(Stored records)
──────────
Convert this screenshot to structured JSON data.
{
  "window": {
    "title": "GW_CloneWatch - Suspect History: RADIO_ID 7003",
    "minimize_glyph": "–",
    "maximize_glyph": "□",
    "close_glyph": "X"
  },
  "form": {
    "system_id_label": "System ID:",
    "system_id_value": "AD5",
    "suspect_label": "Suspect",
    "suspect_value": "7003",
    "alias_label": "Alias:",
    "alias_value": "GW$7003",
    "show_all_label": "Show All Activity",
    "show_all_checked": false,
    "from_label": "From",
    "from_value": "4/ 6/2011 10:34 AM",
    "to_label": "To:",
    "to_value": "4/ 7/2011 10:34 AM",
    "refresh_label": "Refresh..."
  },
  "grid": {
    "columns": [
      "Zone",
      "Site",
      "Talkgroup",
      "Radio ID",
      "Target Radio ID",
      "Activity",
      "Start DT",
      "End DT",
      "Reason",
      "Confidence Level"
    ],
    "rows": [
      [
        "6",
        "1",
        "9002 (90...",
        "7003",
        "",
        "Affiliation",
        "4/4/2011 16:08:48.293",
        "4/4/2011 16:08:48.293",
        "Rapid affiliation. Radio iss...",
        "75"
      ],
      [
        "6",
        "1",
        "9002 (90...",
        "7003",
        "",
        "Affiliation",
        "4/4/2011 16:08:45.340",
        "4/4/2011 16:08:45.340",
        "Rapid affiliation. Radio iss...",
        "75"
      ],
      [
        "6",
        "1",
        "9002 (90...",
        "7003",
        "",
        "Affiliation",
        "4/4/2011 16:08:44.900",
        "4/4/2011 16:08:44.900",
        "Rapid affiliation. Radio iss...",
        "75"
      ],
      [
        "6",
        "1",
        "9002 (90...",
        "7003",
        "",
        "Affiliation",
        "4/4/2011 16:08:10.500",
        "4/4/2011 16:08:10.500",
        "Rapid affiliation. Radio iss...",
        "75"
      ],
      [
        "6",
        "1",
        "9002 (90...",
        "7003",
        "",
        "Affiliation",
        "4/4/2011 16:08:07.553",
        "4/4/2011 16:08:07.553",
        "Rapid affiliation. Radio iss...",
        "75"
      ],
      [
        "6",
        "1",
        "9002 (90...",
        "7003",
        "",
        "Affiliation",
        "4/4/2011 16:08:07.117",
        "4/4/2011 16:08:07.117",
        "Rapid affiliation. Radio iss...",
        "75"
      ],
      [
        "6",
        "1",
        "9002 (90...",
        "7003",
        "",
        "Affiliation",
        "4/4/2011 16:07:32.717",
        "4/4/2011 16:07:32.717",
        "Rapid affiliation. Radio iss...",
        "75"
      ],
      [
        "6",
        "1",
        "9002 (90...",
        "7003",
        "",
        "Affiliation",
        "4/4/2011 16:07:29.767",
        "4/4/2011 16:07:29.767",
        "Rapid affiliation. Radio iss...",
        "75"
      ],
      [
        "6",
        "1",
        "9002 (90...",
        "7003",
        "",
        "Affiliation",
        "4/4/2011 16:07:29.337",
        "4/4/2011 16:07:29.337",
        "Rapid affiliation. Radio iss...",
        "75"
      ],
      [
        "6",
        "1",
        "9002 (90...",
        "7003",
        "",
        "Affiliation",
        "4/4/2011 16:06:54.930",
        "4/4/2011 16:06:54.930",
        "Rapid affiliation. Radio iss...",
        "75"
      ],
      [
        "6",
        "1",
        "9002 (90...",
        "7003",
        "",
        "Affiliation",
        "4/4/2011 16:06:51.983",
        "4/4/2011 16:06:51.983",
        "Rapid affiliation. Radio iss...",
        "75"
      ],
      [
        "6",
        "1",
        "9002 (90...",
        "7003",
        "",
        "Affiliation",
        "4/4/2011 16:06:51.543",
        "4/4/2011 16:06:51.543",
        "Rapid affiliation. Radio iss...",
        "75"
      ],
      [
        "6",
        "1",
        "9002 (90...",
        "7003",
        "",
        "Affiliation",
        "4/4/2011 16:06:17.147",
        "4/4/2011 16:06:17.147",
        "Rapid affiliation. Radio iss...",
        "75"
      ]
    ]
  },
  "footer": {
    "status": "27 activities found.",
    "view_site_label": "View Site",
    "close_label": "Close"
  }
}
──────────
Please list every line of the records that contains "Activity".

    "show_all_label": "Show All Activity",
      "Activity",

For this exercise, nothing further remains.